Records that describe figures
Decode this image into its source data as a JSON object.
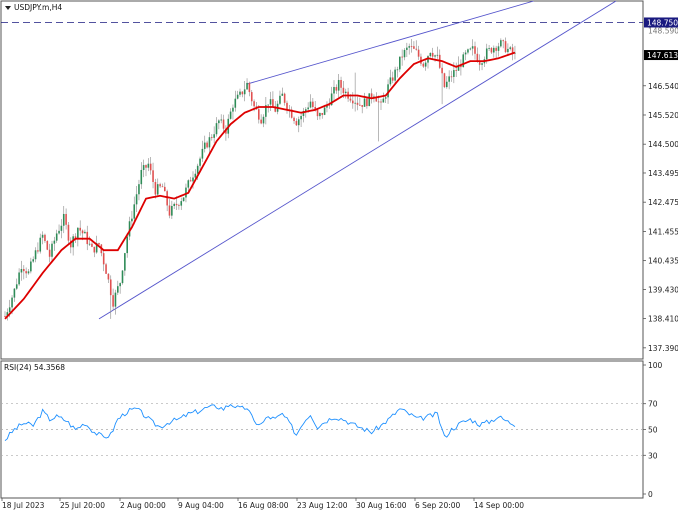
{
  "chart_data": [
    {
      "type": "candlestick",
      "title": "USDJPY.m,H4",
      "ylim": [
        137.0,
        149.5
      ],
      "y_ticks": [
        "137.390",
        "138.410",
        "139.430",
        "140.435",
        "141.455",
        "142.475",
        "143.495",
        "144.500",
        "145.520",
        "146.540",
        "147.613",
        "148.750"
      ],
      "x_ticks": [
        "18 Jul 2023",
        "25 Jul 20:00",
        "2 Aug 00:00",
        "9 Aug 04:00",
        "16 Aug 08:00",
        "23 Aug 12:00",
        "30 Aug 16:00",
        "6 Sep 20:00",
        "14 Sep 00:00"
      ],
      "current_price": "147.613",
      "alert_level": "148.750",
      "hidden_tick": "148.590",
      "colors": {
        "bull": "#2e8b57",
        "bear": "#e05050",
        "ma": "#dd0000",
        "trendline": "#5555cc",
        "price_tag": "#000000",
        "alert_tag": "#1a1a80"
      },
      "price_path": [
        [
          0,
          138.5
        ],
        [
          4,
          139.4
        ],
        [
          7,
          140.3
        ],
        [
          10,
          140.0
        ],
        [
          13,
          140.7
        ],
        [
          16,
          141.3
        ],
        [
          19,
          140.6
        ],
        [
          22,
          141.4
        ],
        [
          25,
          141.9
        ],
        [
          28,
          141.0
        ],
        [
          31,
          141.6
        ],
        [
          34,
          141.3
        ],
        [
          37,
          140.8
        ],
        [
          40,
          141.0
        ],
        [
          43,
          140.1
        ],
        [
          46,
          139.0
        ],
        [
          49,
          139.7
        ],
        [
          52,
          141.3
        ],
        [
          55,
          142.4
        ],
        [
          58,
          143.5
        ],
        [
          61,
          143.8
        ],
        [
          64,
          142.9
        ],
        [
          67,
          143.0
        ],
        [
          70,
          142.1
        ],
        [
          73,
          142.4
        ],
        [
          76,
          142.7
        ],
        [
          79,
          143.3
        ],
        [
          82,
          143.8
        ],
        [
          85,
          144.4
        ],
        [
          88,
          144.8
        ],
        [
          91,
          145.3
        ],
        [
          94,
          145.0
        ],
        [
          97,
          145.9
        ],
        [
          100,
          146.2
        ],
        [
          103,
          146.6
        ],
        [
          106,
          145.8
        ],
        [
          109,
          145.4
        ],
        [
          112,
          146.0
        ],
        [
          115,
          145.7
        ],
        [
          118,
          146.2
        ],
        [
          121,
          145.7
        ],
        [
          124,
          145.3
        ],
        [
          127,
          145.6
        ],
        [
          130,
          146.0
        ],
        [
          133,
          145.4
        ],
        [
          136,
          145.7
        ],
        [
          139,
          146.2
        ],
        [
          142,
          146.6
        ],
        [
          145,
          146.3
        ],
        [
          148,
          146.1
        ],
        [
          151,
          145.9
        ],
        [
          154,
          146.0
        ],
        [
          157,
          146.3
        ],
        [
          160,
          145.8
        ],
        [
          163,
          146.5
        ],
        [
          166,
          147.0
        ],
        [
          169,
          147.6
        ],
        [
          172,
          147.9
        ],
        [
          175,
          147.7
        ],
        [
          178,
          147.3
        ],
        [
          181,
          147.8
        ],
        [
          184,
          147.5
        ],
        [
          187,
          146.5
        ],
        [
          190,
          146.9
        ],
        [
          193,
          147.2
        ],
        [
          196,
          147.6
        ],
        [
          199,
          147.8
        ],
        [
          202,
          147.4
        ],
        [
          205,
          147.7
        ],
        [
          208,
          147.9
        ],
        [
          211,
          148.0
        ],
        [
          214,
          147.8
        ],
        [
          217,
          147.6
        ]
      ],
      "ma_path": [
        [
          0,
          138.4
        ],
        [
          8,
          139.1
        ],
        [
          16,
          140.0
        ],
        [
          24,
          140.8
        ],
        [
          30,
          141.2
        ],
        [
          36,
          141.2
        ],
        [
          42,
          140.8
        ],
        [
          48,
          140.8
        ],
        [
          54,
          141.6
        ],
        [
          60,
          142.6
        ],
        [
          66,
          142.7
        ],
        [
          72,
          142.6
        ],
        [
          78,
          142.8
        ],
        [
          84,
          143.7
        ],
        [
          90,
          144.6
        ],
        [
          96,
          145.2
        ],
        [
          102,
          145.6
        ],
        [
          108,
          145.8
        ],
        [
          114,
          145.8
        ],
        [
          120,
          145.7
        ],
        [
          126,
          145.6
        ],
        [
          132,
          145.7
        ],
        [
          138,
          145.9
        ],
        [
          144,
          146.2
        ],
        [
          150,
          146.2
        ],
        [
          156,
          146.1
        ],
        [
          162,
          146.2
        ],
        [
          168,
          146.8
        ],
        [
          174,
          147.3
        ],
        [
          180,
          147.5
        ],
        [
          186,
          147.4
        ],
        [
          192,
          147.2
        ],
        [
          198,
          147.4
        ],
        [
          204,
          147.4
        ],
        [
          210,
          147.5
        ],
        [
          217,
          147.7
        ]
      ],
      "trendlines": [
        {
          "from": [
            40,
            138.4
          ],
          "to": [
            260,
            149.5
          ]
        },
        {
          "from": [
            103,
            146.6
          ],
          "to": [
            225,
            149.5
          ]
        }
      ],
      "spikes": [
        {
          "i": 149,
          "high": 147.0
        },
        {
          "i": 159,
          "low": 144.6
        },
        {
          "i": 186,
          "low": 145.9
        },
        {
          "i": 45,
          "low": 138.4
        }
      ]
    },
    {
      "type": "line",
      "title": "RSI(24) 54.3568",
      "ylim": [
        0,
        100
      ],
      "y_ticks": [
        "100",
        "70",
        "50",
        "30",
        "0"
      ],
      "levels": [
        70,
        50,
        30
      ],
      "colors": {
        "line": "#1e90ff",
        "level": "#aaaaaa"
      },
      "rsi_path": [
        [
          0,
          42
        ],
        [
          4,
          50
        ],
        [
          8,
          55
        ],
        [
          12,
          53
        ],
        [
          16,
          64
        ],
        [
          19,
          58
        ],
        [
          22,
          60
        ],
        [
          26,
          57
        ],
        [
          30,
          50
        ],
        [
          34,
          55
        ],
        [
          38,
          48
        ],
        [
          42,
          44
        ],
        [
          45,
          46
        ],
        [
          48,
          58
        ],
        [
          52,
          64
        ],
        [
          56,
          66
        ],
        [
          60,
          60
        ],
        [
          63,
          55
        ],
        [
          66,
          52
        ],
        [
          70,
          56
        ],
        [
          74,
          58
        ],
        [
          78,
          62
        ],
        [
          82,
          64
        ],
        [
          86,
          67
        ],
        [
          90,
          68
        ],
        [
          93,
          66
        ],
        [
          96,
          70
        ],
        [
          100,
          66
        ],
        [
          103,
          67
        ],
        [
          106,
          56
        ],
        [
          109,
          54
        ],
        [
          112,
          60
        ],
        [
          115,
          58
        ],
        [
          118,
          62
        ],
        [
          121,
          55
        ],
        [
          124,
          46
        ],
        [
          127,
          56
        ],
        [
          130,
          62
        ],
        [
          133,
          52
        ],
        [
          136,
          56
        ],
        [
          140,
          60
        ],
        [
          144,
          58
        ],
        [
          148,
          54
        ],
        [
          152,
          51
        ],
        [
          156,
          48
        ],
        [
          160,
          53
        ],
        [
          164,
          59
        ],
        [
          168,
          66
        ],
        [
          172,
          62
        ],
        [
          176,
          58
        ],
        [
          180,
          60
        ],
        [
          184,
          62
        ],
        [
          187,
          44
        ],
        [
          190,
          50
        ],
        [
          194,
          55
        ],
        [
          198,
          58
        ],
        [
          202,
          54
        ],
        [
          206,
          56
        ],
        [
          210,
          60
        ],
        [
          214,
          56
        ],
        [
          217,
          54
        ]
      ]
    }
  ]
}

#### Goal
Output every entry word for word, but omit the pictures.

#### Response to the exercise
Decode this image into its source data as a JSON object.
{
  "chart_data": [
    {
      "type": "candlestick",
      "title": "USDJPY.m,H4",
      "ylim": [
        137.0,
        149.5
      ],
      "y_ticks": [
        "137.390",
        "138.410",
        "139.430",
        "140.435",
        "141.455",
        "142.475",
        "143.495",
        "144.500",
        "145.520",
        "146.540",
        "147.613",
        "148.750"
      ],
      "x_ticks": [
        "18 Jul 2023",
        "25 Jul 20:00",
        "2 Aug 00:00",
        "9 Aug 04:00",
        "16 Aug 08:00",
        "23 Aug 12:00",
        "30 Aug 16:00",
        "6 Sep 20:00",
        "14 Sep 00:00"
      ],
      "current_price": "147.613",
      "alert_level": "148.750",
      "hidden_tick": "148.590",
      "colors": {
        "bull": "#2e8b57",
        "bear": "#e05050",
        "ma": "#dd0000",
        "trendline": "#5555cc",
        "price_tag": "#000000",
        "alert_tag": "#1a1a80"
      },
      "price_path": [
        [
          0,
          138.5
        ],
        [
          4,
          139.4
        ],
        [
          7,
          140.3
        ],
        [
          10,
          140.0
        ],
        [
          13,
          140.7
        ],
        [
          16,
          141.3
        ],
        [
          19,
          140.6
        ],
        [
          22,
          141.4
        ],
        [
          25,
          141.9
        ],
        [
          28,
          141.0
        ],
        [
          31,
          141.6
        ],
        [
          34,
          141.3
        ],
        [
          37,
          140.8
        ],
        [
          40,
          141.0
        ],
        [
          43,
          140.1
        ],
        [
          46,
          139.0
        ],
        [
          49,
          139.7
        ],
        [
          52,
          141.3
        ],
        [
          55,
          142.4
        ],
        [
          58,
          143.5
        ],
        [
          61,
          143.8
        ],
        [
          64,
          142.9
        ],
        [
          67,
          143.0
        ],
        [
          70,
          142.1
        ],
        [
          73,
          142.4
        ],
        [
          76,
          142.7
        ],
        [
          79,
          143.3
        ],
        [
          82,
          143.8
        ],
        [
          85,
          144.4
        ],
        [
          88,
          144.8
        ],
        [
          91,
          145.3
        ],
        [
          94,
          145.0
        ],
        [
          97,
          145.9
        ],
        [
          100,
          146.2
        ],
        [
          103,
          146.6
        ],
        [
          106,
          145.8
        ],
        [
          109,
          145.4
        ],
        [
          112,
          146.0
        ],
        [
          115,
          145.7
        ],
        [
          118,
          146.2
        ],
        [
          121,
          145.7
        ],
        [
          124,
          145.3
        ],
        [
          127,
          145.6
        ],
        [
          130,
          146.0
        ],
        [
          133,
          145.4
        ],
        [
          136,
          145.7
        ],
        [
          139,
          146.2
        ],
        [
          142,
          146.6
        ],
        [
          145,
          146.3
        ],
        [
          148,
          146.1
        ],
        [
          151,
          145.9
        ],
        [
          154,
          146.0
        ],
        [
          157,
          146.3
        ],
        [
          160,
          145.8
        ],
        [
          163,
          146.5
        ],
        [
          166,
          147.0
        ],
        [
          169,
          147.6
        ],
        [
          172,
          147.9
        ],
        [
          175,
          147.7
        ],
        [
          178,
          147.3
        ],
        [
          181,
          147.8
        ],
        [
          184,
          147.5
        ],
        [
          187,
          146.5
        ],
        [
          190,
          146.9
        ],
        [
          193,
          147.2
        ],
        [
          196,
          147.6
        ],
        [
          199,
          147.8
        ],
        [
          202,
          147.4
        ],
        [
          205,
          147.7
        ],
        [
          208,
          147.9
        ],
        [
          211,
          148.0
        ],
        [
          214,
          147.8
        ],
        [
          217,
          147.6
        ]
      ],
      "ma_path": [
        [
          0,
          138.4
        ],
        [
          8,
          139.1
        ],
        [
          16,
          140.0
        ],
        [
          24,
          140.8
        ],
        [
          30,
          141.2
        ],
        [
          36,
          141.2
        ],
        [
          42,
          140.8
        ],
        [
          48,
          140.8
        ],
        [
          54,
          141.6
        ],
        [
          60,
          142.6
        ],
        [
          66,
          142.7
        ],
        [
          72,
          142.6
        ],
        [
          78,
          142.8
        ],
        [
          84,
          143.7
        ],
        [
          90,
          144.6
        ],
        [
          96,
          145.2
        ],
        [
          102,
          145.6
        ],
        [
          108,
          145.8
        ],
        [
          114,
          145.8
        ],
        [
          120,
          145.7
        ],
        [
          126,
          145.6
        ],
        [
          132,
          145.7
        ],
        [
          138,
          145.9
        ],
        [
          144,
          146.2
        ],
        [
          150,
          146.2
        ],
        [
          156,
          146.1
        ],
        [
          162,
          146.2
        ],
        [
          168,
          146.8
        ],
        [
          174,
          147.3
        ],
        [
          180,
          147.5
        ],
        [
          186,
          147.4
        ],
        [
          192,
          147.2
        ],
        [
          198,
          147.4
        ],
        [
          204,
          147.4
        ],
        [
          210,
          147.5
        ],
        [
          217,
          147.7
        ]
      ],
      "trendlines": [
        {
          "from": [
            40,
            138.4
          ],
          "to": [
            260,
            149.5
          ]
        },
        {
          "from": [
            103,
            146.6
          ],
          "to": [
            225,
            149.5
          ]
        }
      ],
      "spikes": [
        {
          "i": 149,
          "high": 147.0
        },
        {
          "i": 159,
          "low": 144.6
        },
        {
          "i": 186,
          "low": 145.9
        },
        {
          "i": 45,
          "low": 138.4
        }
      ]
    },
    {
      "type": "line",
      "title": "RSI(24) 54.3568",
      "ylim": [
        0,
        100
      ],
      "y_ticks": [
        "100",
        "70",
        "50",
        "30",
        "0"
      ],
      "levels": [
        70,
        50,
        30
      ],
      "colors": {
        "line": "#1e90ff",
        "level": "#aaaaaa"
      },
      "rsi_path": [
        [
          0,
          42
        ],
        [
          4,
          50
        ],
        [
          8,
          55
        ],
        [
          12,
          53
        ],
        [
          16,
          64
        ],
        [
          19,
          58
        ],
        [
          22,
          60
        ],
        [
          26,
          57
        ],
        [
          30,
          50
        ],
        [
          34,
          55
        ],
        [
          38,
          48
        ],
        [
          42,
          44
        ],
        [
          45,
          46
        ],
        [
          48,
          58
        ],
        [
          52,
          64
        ],
        [
          56,
          66
        ],
        [
          60,
          60
        ],
        [
          63,
          55
        ],
        [
          66,
          52
        ],
        [
          70,
          56
        ],
        [
          74,
          58
        ],
        [
          78,
          62
        ],
        [
          82,
          64
        ],
        [
          86,
          67
        ],
        [
          90,
          68
        ],
        [
          93,
          66
        ],
        [
          96,
          70
        ],
        [
          100,
          66
        ],
        [
          103,
          67
        ],
        [
          106,
          56
        ],
        [
          109,
          54
        ],
        [
          112,
          60
        ],
        [
          115,
          58
        ],
        [
          118,
          62
        ],
        [
          121,
          55
        ],
        [
          124,
          46
        ],
        [
          127,
          56
        ],
        [
          130,
          62
        ],
        [
          133,
          52
        ],
        [
          136,
          56
        ],
        [
          140,
          60
        ],
        [
          144,
          58
        ],
        [
          148,
          54
        ],
        [
          152,
          51
        ],
        [
          156,
          48
        ],
        [
          160,
          53
        ],
        [
          164,
          59
        ],
        [
          168,
          66
        ],
        [
          172,
          62
        ],
        [
          176,
          58
        ],
        [
          180,
          60
        ],
        [
          184,
          62
        ],
        [
          187,
          44
        ],
        [
          190,
          50
        ],
        [
          194,
          55
        ],
        [
          198,
          58
        ],
        [
          202,
          54
        ],
        [
          206,
          56
        ],
        [
          210,
          60
        ],
        [
          214,
          56
        ],
        [
          217,
          54
        ]
      ]
    }
  ]
}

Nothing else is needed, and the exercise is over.